(Extracted data entries)
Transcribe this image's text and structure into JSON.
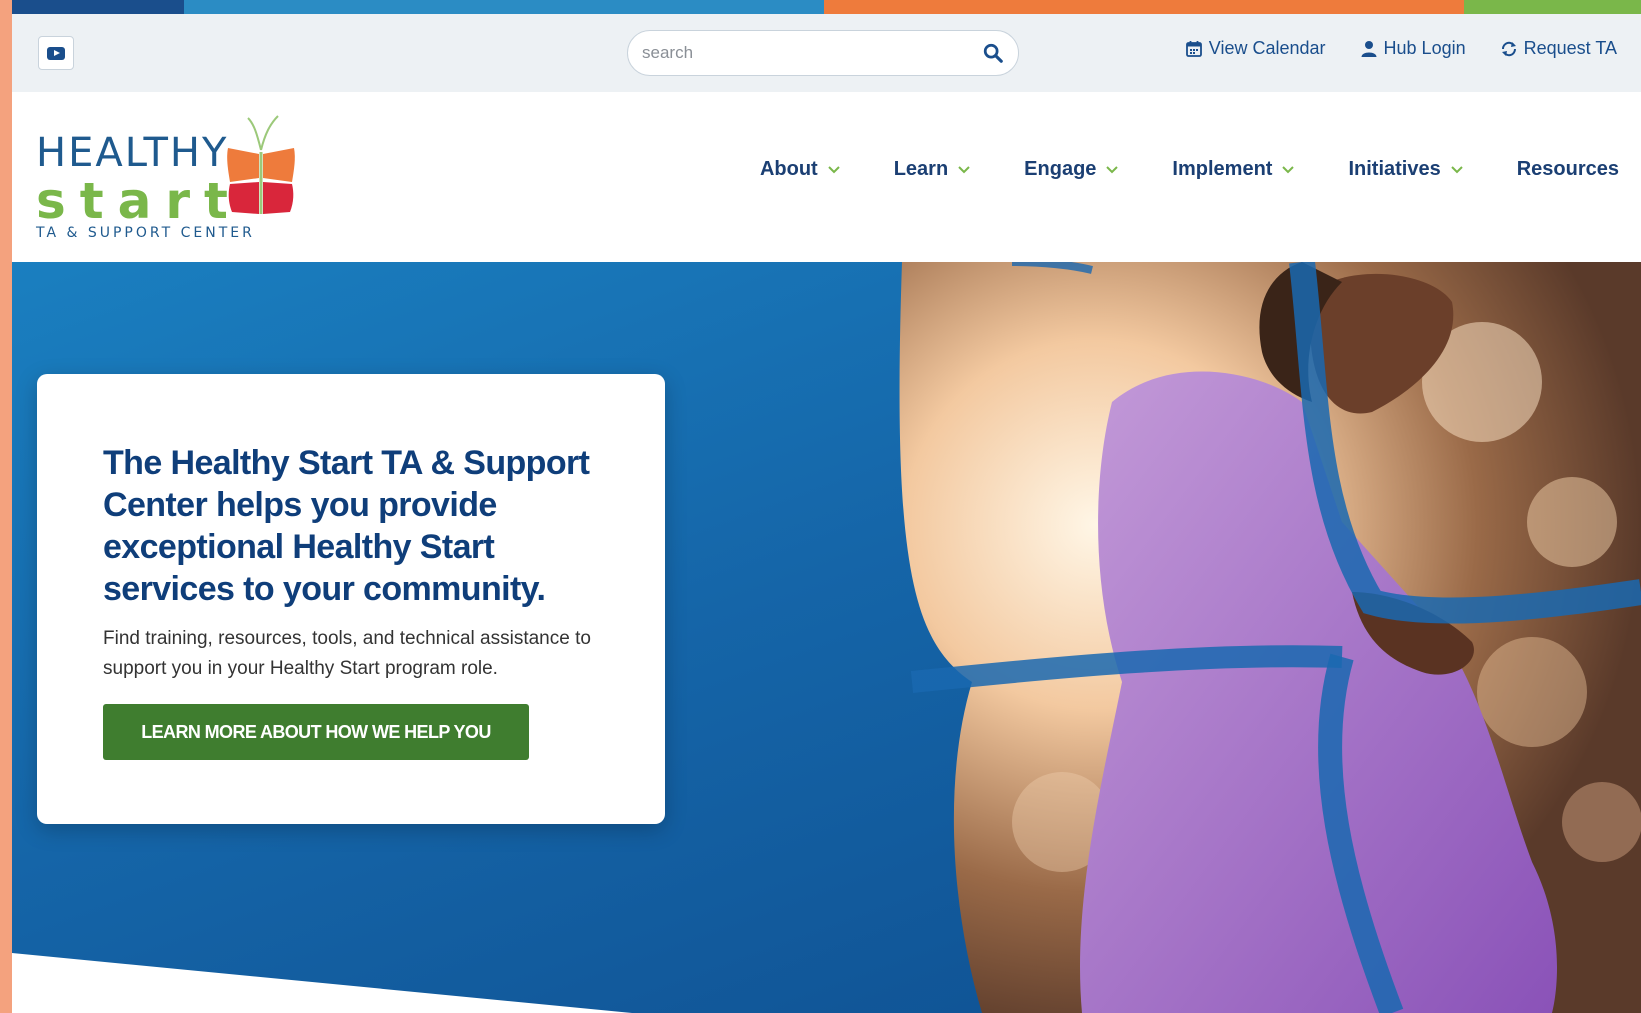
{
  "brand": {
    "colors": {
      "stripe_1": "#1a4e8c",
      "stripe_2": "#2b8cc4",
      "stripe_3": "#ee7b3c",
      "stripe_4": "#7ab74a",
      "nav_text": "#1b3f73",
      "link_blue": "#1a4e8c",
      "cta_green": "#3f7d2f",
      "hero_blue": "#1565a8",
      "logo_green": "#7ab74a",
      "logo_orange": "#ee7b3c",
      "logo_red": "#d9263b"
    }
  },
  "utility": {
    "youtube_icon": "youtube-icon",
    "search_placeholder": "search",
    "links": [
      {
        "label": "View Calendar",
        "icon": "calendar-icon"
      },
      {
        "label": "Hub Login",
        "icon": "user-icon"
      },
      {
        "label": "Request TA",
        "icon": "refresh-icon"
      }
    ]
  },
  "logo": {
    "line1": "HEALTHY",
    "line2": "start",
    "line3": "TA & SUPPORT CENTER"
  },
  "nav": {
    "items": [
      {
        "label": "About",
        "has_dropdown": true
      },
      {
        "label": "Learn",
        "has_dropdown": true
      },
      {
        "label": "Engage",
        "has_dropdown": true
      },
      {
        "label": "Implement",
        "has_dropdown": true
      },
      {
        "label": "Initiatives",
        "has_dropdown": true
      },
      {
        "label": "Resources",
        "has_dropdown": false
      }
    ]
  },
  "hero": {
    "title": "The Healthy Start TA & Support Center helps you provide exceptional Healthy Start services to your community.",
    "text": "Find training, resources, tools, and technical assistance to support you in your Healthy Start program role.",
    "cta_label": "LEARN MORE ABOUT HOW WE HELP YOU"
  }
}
---
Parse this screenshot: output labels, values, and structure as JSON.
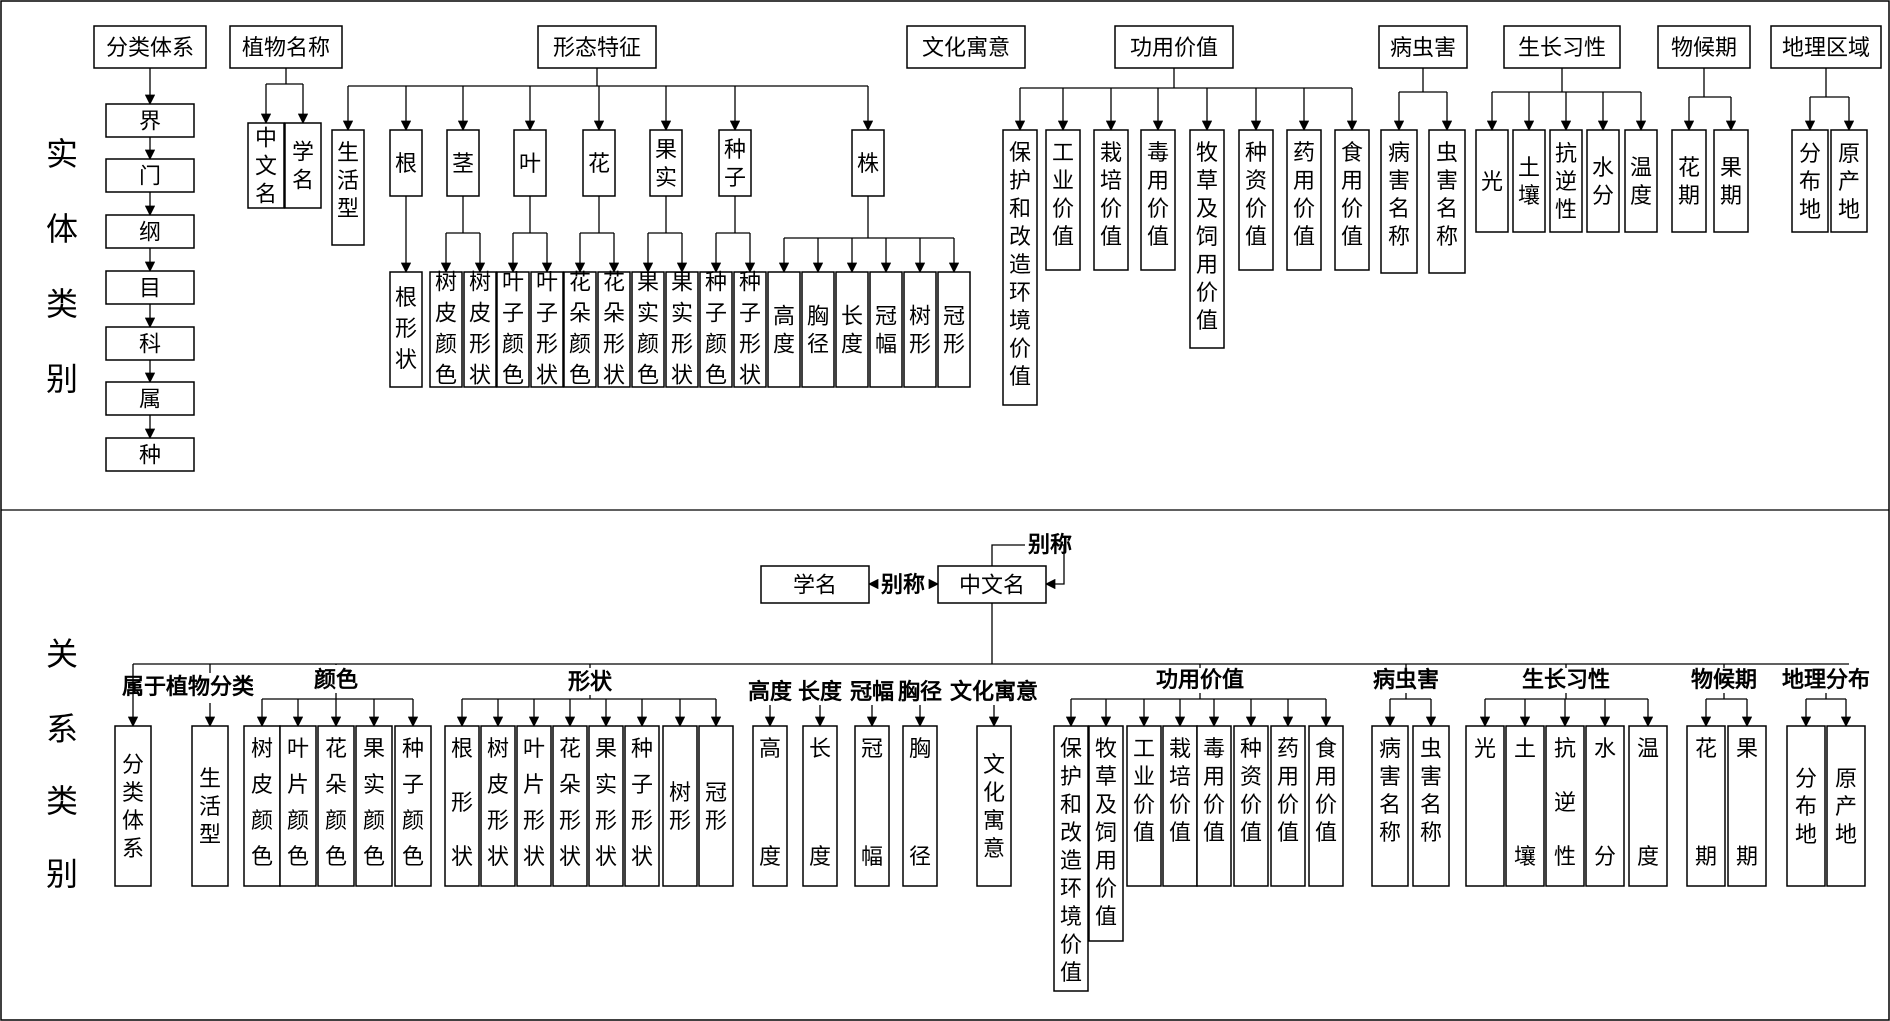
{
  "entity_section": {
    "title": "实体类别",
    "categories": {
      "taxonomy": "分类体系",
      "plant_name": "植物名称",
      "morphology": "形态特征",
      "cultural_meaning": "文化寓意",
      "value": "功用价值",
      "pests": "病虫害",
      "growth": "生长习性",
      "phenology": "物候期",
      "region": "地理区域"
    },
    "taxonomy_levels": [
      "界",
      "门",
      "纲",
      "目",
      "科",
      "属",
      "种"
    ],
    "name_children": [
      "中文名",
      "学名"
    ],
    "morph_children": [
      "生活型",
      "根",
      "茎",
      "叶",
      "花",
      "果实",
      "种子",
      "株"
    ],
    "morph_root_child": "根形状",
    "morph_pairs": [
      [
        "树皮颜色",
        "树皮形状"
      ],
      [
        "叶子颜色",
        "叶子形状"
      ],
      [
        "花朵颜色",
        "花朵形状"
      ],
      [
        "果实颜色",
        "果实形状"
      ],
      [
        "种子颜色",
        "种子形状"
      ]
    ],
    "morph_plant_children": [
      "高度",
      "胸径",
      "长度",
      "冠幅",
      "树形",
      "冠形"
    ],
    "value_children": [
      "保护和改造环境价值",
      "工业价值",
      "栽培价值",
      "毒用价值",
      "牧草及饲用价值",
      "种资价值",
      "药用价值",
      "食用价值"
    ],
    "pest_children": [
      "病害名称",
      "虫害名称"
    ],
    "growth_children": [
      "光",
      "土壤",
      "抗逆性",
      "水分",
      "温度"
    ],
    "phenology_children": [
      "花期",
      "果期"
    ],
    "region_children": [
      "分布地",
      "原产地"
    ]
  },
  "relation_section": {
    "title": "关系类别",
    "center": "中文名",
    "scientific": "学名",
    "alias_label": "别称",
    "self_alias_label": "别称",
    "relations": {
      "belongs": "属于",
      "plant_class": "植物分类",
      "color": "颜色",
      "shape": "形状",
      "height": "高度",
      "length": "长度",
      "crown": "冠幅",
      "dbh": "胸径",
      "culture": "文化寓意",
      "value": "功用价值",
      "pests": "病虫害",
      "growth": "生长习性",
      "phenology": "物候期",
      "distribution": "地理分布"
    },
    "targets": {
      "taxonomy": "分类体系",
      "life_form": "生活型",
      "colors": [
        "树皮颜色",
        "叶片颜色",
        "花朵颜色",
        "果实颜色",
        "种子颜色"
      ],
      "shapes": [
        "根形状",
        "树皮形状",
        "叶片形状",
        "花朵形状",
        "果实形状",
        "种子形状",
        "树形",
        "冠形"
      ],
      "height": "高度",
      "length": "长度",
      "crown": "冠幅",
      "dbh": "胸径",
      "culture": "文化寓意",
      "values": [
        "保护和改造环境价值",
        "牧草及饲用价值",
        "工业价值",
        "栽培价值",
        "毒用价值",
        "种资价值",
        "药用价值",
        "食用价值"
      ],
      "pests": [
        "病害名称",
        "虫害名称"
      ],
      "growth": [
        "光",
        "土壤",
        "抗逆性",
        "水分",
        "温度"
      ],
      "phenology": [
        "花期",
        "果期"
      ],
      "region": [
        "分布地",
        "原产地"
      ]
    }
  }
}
---
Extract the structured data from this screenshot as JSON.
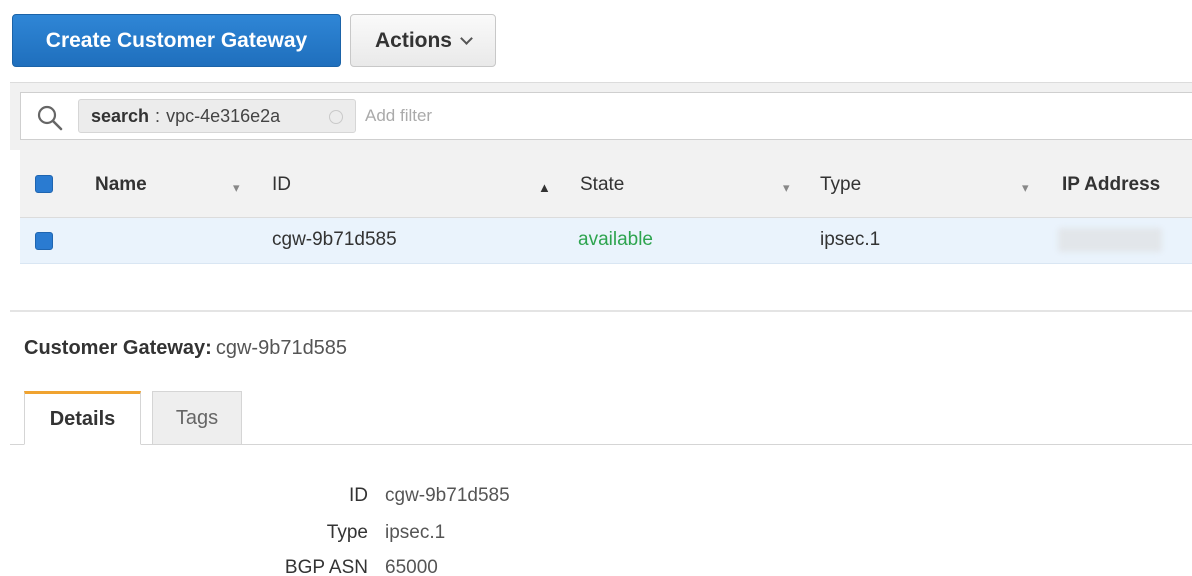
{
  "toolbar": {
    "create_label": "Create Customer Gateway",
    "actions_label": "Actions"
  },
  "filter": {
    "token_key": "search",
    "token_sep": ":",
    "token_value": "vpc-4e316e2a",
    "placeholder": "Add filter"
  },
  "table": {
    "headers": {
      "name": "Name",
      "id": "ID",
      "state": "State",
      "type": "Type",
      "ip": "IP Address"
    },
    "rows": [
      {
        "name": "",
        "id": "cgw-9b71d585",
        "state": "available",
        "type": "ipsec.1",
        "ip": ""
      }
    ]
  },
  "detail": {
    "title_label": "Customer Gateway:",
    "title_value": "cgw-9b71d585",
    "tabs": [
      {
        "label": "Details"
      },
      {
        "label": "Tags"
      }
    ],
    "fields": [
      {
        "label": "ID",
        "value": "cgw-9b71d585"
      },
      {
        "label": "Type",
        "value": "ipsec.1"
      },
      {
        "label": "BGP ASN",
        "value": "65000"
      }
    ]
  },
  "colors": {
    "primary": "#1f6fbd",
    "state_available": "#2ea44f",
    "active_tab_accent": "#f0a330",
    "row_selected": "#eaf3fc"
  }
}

Set exercise:
Point out every line holding the string "JSON" and copy it.

The response:
Transcribe this image's text and structure into JSON.
Parse this screenshot: output labels, values, and structure as JSON.
Extract the structured data from this screenshot as JSON.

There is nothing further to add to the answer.